# Information given:
%%
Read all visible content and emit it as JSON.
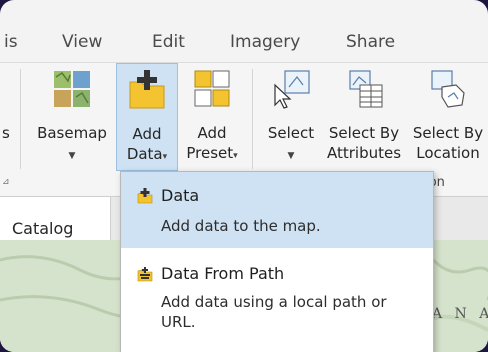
{
  "tabs": {
    "partial": "is",
    "view": "View",
    "edit": "Edit",
    "imagery": "Imagery",
    "share": "Share"
  },
  "ribbon": {
    "left_partial": "s",
    "basemap": {
      "line1": "Basemap",
      "caret": "▼"
    },
    "add_data": {
      "line1": "Add",
      "line2": "Data",
      "caret": "▾"
    },
    "add_preset": {
      "line1": "Add",
      "line2": "Preset",
      "caret": "▾"
    },
    "select": {
      "line1": "Select",
      "caret": "▼"
    },
    "select_by_attributes": {
      "line1": "Select By",
      "line2": "Attributes"
    },
    "select_by_location": {
      "line1": "Select By",
      "line2": "Location"
    },
    "group_label_partial": "tion"
  },
  "pane": {
    "catalog_tab": "Catalog"
  },
  "map": {
    "label_partial": "A N A"
  },
  "dropdown": {
    "items": [
      {
        "title": "Data",
        "description": "Add data to the map.",
        "icon": "add-data-icon"
      },
      {
        "title": "Data From Path",
        "description": "Add data using a local path or URL.",
        "icon": "data-from-path-icon"
      }
    ]
  },
  "colors": {
    "highlight": "#cfe2f3",
    "icon_yellow": "#f4c430",
    "background_frame": "#1d1640"
  }
}
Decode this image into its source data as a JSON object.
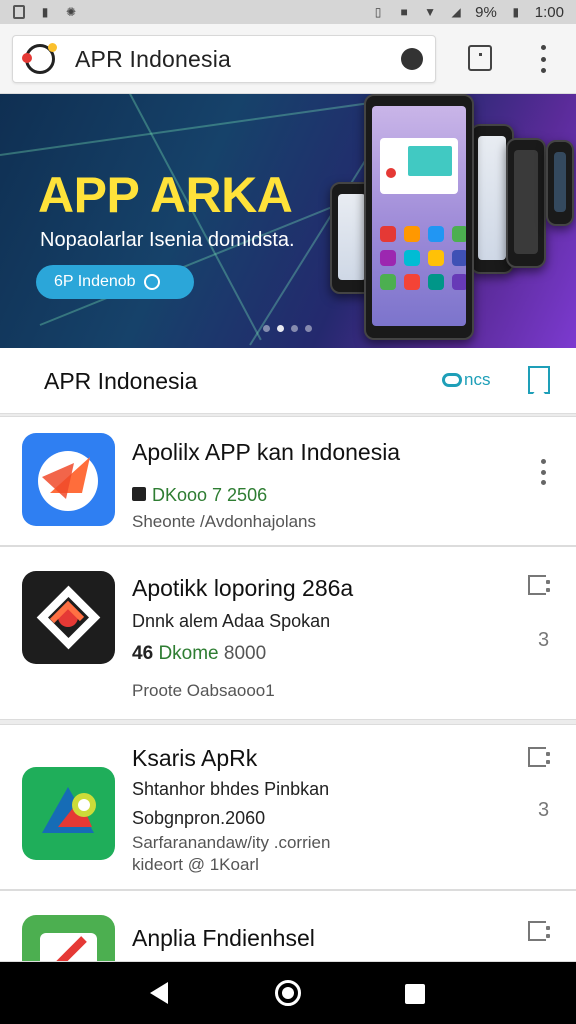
{
  "status_bar": {
    "battery_text": "9%",
    "time": "1:00",
    "left_icons": [
      "sim-icon",
      "flashlight-icon",
      "settings-icon"
    ],
    "right_icons": [
      "vibrate-icon",
      "lock-icon",
      "wifi-icon",
      "signal-icon",
      "battery-icon"
    ]
  },
  "browser": {
    "url": "APR Indonesia",
    "actions": [
      "tabs-icon",
      "more-vert-icon"
    ]
  },
  "banner": {
    "title": "APP ARKA",
    "subtitle": "Nopaolarlar Isenia domidsta.",
    "cta": "6P Indenob",
    "slides": 4,
    "active_slide": 0
  },
  "section": {
    "title": "APR Indonesia",
    "link": "ncs"
  },
  "apps": [
    {
      "name": "Apolilx APP kan  Indonesia",
      "line1": "DKooo 7 2506",
      "line2": "Sheonte /Avdonhajolans",
      "icon_colors": [
        "#2f86f6",
        "#ff7043",
        "#ffffff"
      ]
    },
    {
      "name": "Apotikk loporing 286a",
      "line1": "Dnnk alem Adaa Spokan",
      "line2_prefix": "4",
      "line2_prefix2": "6",
      "line2_green": "Dkome",
      "line2_rest": "8000",
      "line3": "Proote Oabsaooo1",
      "count": "3"
    },
    {
      "name": "Ksaris ApRk",
      "line1": "Shtanhor bhdes Pinbkan",
      "line2": "Sobgnpron.2060",
      "line3": "Sarfaranandaw/ity .corrien",
      "line4": "kideort @ 1Koarl",
      "count": "3"
    },
    {
      "name": "Anplia Fndienhsel",
      "line1": ""
    }
  ],
  "nav": {
    "back": "back-icon",
    "home": "home-icon",
    "recent": "recent-apps-icon"
  }
}
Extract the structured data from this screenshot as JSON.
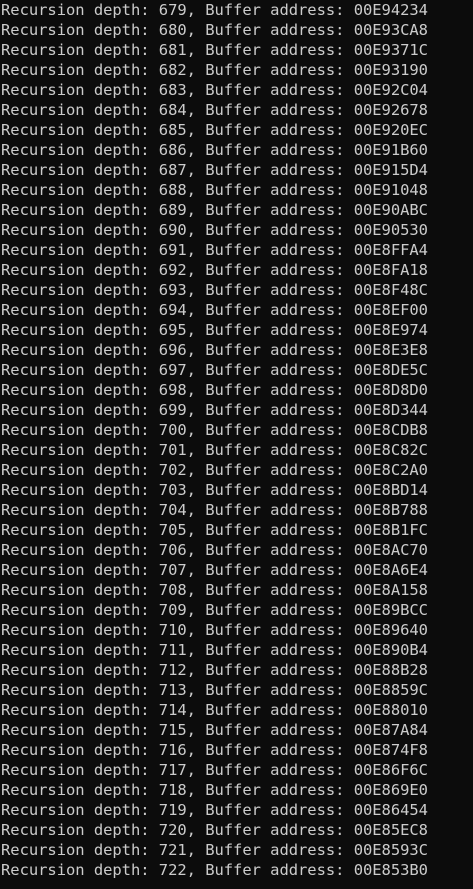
{
  "console": {
    "lines": [
      "Recursion depth: 679, Buffer address: 00E94234",
      "Recursion depth: 680, Buffer address: 00E93CA8",
      "Recursion depth: 681, Buffer address: 00E9371C",
      "Recursion depth: 682, Buffer address: 00E93190",
      "Recursion depth: 683, Buffer address: 00E92C04",
      "Recursion depth: 684, Buffer address: 00E92678",
      "Recursion depth: 685, Buffer address: 00E920EC",
      "Recursion depth: 686, Buffer address: 00E91B60",
      "Recursion depth: 687, Buffer address: 00E915D4",
      "Recursion depth: 688, Buffer address: 00E91048",
      "Recursion depth: 689, Buffer address: 00E90ABC",
      "Recursion depth: 690, Buffer address: 00E90530",
      "Recursion depth: 691, Buffer address: 00E8FFA4",
      "Recursion depth: 692, Buffer address: 00E8FA18",
      "Recursion depth: 693, Buffer address: 00E8F48C",
      "Recursion depth: 694, Buffer address: 00E8EF00",
      "Recursion depth: 695, Buffer address: 00E8E974",
      "Recursion depth: 696, Buffer address: 00E8E3E8",
      "Recursion depth: 697, Buffer address: 00E8DE5C",
      "Recursion depth: 698, Buffer address: 00E8D8D0",
      "Recursion depth: 699, Buffer address: 00E8D344",
      "Recursion depth: 700, Buffer address: 00E8CDB8",
      "Recursion depth: 701, Buffer address: 00E8C82C",
      "Recursion depth: 702, Buffer address: 00E8C2A0",
      "Recursion depth: 703, Buffer address: 00E8BD14",
      "Recursion depth: 704, Buffer address: 00E8B788",
      "Recursion depth: 705, Buffer address: 00E8B1FC",
      "Recursion depth: 706, Buffer address: 00E8AC70",
      "Recursion depth: 707, Buffer address: 00E8A6E4",
      "Recursion depth: 708, Buffer address: 00E8A158",
      "Recursion depth: 709, Buffer address: 00E89BCC",
      "Recursion depth: 710, Buffer address: 00E89640",
      "Recursion depth: 711, Buffer address: 00E890B4",
      "Recursion depth: 712, Buffer address: 00E88B28",
      "Recursion depth: 713, Buffer address: 00E8859C",
      "Recursion depth: 714, Buffer address: 00E88010",
      "Recursion depth: 715, Buffer address: 00E87A84",
      "Recursion depth: 716, Buffer address: 00E874F8",
      "Recursion depth: 717, Buffer address: 00E86F6C",
      "Recursion depth: 718, Buffer address: 00E869E0",
      "Recursion depth: 719, Buffer address: 00E86454",
      "Recursion depth: 720, Buffer address: 00E85EC8",
      "Recursion depth: 721, Buffer address: 00E8593C",
      "Recursion depth: 722, Buffer address: 00E853B0"
    ]
  },
  "colors": {
    "background": "#0c0c0c",
    "text": "#cccccc"
  }
}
%%
# Required work:
The pictures should not appear in the copy; every other part of the records above must be returned exactly.

# Problem solution:
Read all visible content and emit it as JSON.
{
  "tabs": {
    "partial": "is",
    "view": "View",
    "edit": "Edit",
    "imagery": "Imagery",
    "share": "Share"
  },
  "ribbon": {
    "left_partial": "s",
    "basemap": {
      "line1": "Basemap",
      "caret": "▼"
    },
    "add_data": {
      "line1": "Add",
      "line2": "Data",
      "caret": "▾"
    },
    "add_preset": {
      "line1": "Add",
      "line2": "Preset",
      "caret": "▾"
    },
    "select": {
      "line1": "Select",
      "caret": "▼"
    },
    "select_by_attributes": {
      "line1": "Select By",
      "line2": "Attributes"
    },
    "select_by_location": {
      "line1": "Select By",
      "line2": "Location"
    },
    "group_label_partial": "tion"
  },
  "pane": {
    "catalog_tab": "Catalog"
  },
  "map": {
    "label_partial": "A N A"
  },
  "dropdown": {
    "items": [
      {
        "title": "Data",
        "description": "Add data to the map.",
        "icon": "add-data-icon"
      },
      {
        "title": "Data From Path",
        "description": "Add data using a local path or URL.",
        "icon": "data-from-path-icon"
      }
    ]
  },
  "colors": {
    "highlight": "#cfe2f3",
    "icon_yellow": "#f4c430",
    "background_frame": "#1d1640"
  }
}
Decode this image into its source data as a JSON object.
{
  "status_bar": {
    "battery_text": "9%",
    "time": "1:00",
    "left_icons": [
      "sim-icon",
      "flashlight-icon",
      "settings-icon"
    ],
    "right_icons": [
      "vibrate-icon",
      "lock-icon",
      "wifi-icon",
      "signal-icon",
      "battery-icon"
    ]
  },
  "browser": {
    "url": "APR Indonesia",
    "actions": [
      "tabs-icon",
      "more-vert-icon"
    ]
  },
  "banner": {
    "title": "APP ARKA",
    "subtitle": "Nopaolarlar Isenia domidsta.",
    "cta": "6P Indenob",
    "slides": 4,
    "active_slide": 0
  },
  "section": {
    "title": "APR Indonesia",
    "link": "ncs"
  },
  "apps": [
    {
      "name": "Apolilx APP kan  Indonesia",
      "line1": "DKooo 7 2506",
      "line2": "Sheonte /Avdonhajolans",
      "icon_colors": [
        "#2f86f6",
        "#ff7043",
        "#ffffff"
      ]
    },
    {
      "name": "Apotikk loporing 286a",
      "line1": "Dnnk alem Adaa Spokan",
      "line2_prefix": "4",
      "line2_prefix2": "6",
      "line2_green": "Dkome",
      "line2_rest": "8000",
      "line3": "Proote Oabsaooo1",
      "count": "3"
    },
    {
      "name": "Ksaris ApRk",
      "line1": "Shtanhor bhdes Pinbkan",
      "line2": "Sobgnpron.2060",
      "line3": "Sarfaranandaw/ity .corrien",
      "line4": "kideort @ 1Koarl",
      "count": "3"
    },
    {
      "name": "Anplia Fndienhsel",
      "line1": ""
    }
  ],
  "nav": {
    "back": "back-icon",
    "home": "home-icon",
    "recent": "recent-apps-icon"
  }
}
Extract the structured data from this screenshot as JSON.
{
  "console": {
    "lines": [
      "Recursion depth: 679, Buffer address: 00E94234",
      "Recursion depth: 680, Buffer address: 00E93CA8",
      "Recursion depth: 681, Buffer address: 00E9371C",
      "Recursion depth: 682, Buffer address: 00E93190",
      "Recursion depth: 683, Buffer address: 00E92C04",
      "Recursion depth: 684, Buffer address: 00E92678",
      "Recursion depth: 685, Buffer address: 00E920EC",
      "Recursion depth: 686, Buffer address: 00E91B60",
      "Recursion depth: 687, Buffer address: 00E915D4",
      "Recursion depth: 688, Buffer address: 00E91048",
      "Recursion depth: 689, Buffer address: 00E90ABC",
      "Recursion depth: 690, Buffer address: 00E90530",
      "Recursion depth: 691, Buffer address: 00E8FFA4",
      "Recursion depth: 692, Buffer address: 00E8FA18",
      "Recursion depth: 693, Buffer address: 00E8F48C",
      "Recursion depth: 694, Buffer address: 00E8EF00",
      "Recursion depth: 695, Buffer address: 00E8E974",
      "Recursion depth: 696, Buffer address: 00E8E3E8",
      "Recursion depth: 697, Buffer address: 00E8DE5C",
      "Recursion depth: 698, Buffer address: 00E8D8D0",
      "Recursion depth: 699, Buffer address: 00E8D344",
      "Recursion depth: 700, Buffer address: 00E8CDB8",
      "Recursion depth: 701, Buffer address: 00E8C82C",
      "Recursion depth: 702, Buffer address: 00E8C2A0",
      "Recursion depth: 703, Buffer address: 00E8BD14",
      "Recursion depth: 704, Buffer address: 00E8B788",
      "Recursion depth: 705, Buffer address: 00E8B1FC",
      "Recursion depth: 706, Buffer address: 00E8AC70",
      "Recursion depth: 707, Buffer address: 00E8A6E4",
      "Recursion depth: 708, Buffer address: 00E8A158",
      "Recursion depth: 709, Buffer address: 00E89BCC",
      "Recursion depth: 710, Buffer address: 00E89640",
      "Recursion depth: 711, Buffer address: 00E890B4",
      "Recursion depth: 712, Buffer address: 00E88B28",
      "Recursion depth: 713, Buffer address: 00E8859C",
      "Recursion depth: 714, Buffer address: 00E88010",
      "Recursion depth: 715, Buffer address: 00E87A84",
      "Recursion depth: 716, Buffer address: 00E874F8",
      "Recursion depth: 717, Buffer address: 00E86F6C",
      "Recursion depth: 718, Buffer address: 00E869E0",
      "Recursion depth: 719, Buffer address: 00E86454",
      "Recursion depth: 720, Buffer address: 00E85EC8",
      "Recursion depth: 721, Buffer address: 00E8593C",
      "Recursion depth: 722, Buffer address: 00E853B0"
    ]
  },
  "colors": {
    "background": "#0c0c0c",
    "text": "#cccccc"
  }
}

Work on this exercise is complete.